INFORMATION SHOWN START

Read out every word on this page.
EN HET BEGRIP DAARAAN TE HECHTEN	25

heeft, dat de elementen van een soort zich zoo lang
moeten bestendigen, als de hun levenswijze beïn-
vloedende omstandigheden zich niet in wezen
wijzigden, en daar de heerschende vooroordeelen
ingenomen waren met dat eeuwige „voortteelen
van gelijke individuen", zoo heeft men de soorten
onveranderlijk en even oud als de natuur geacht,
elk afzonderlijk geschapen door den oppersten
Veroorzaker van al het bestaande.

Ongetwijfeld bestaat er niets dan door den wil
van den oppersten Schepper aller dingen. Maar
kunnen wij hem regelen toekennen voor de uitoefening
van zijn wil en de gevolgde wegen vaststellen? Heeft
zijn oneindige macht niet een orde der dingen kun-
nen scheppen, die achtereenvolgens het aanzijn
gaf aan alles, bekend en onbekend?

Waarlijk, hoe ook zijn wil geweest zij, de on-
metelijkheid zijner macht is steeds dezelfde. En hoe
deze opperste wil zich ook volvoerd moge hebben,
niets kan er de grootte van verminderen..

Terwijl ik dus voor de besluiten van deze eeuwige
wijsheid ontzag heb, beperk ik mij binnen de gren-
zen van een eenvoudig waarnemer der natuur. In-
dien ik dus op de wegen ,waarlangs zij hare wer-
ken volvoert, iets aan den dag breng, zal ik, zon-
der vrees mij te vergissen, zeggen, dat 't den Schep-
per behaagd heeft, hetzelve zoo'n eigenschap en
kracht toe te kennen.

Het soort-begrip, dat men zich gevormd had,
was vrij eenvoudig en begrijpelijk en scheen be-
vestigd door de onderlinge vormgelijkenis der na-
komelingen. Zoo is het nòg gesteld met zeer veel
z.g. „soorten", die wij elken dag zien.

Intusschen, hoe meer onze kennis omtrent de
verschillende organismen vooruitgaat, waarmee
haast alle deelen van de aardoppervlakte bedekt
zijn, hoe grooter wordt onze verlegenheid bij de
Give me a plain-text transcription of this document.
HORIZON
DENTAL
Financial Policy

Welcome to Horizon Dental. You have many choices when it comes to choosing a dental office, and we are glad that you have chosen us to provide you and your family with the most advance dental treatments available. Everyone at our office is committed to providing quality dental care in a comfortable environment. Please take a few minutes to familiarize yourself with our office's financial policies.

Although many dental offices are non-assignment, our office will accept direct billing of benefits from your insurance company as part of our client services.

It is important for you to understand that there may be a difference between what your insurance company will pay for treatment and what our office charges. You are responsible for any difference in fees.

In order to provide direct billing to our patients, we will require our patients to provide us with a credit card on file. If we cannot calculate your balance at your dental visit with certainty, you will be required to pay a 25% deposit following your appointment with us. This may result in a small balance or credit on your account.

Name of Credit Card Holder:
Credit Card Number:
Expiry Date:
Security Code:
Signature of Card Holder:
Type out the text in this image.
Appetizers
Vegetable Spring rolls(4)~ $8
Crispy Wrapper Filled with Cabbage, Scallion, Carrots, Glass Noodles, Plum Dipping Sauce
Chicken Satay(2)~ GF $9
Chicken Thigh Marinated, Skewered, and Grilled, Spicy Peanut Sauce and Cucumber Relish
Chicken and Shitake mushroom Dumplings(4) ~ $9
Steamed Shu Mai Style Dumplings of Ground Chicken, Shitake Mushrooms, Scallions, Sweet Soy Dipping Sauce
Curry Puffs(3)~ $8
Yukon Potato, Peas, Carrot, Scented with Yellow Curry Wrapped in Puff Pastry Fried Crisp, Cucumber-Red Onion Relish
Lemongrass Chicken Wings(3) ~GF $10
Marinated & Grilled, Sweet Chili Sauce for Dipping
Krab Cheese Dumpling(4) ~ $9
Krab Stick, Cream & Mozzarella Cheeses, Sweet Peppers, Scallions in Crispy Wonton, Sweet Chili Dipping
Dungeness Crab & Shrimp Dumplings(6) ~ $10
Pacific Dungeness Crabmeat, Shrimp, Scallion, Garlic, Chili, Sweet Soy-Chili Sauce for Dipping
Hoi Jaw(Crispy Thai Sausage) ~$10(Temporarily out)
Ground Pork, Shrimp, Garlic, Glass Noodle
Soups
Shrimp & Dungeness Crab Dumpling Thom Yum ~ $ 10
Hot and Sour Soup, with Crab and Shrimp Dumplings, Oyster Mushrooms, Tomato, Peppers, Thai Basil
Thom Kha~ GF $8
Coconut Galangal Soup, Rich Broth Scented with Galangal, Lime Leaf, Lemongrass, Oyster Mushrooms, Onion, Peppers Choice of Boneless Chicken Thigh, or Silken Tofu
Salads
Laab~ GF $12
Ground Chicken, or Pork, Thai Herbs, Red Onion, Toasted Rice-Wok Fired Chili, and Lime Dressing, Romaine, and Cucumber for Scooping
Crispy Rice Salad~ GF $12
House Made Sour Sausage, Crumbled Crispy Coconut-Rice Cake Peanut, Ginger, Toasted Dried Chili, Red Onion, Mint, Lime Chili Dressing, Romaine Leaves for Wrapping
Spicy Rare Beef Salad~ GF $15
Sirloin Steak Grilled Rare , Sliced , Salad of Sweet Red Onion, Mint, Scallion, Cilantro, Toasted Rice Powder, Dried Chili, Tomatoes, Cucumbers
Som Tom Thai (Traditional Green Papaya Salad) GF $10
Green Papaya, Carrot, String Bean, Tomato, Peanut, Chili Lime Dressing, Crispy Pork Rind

INFORMATION SHOWN END

- _EXERCISE DETAILS_:
Copy out each line of the records where the word "Toasted" appears.

- _EXPECTED ANSWER_:
Ground Chicken, or Pork, Thai Herbs, Red Onion, Toasted Rice-Wok Fired Chili, and Lime Dressing, Romaine, and Cucumber for Scooping
House Made Sour Sausage, Crumbled Crispy Coconut-Rice Cake Peanut, Ginger, Toasted Dried Chili, Red Onion, Mint, Lime Chili Dressing, Romaine Leaves for Wrapping
Sirloin Steak Grilled Rare , Sliced , Salad of Sweet Red Onion, Mint, Scallion, Cilantro, Toasted Rice Powder, Dried Chili, Tomatoes, Cucumbers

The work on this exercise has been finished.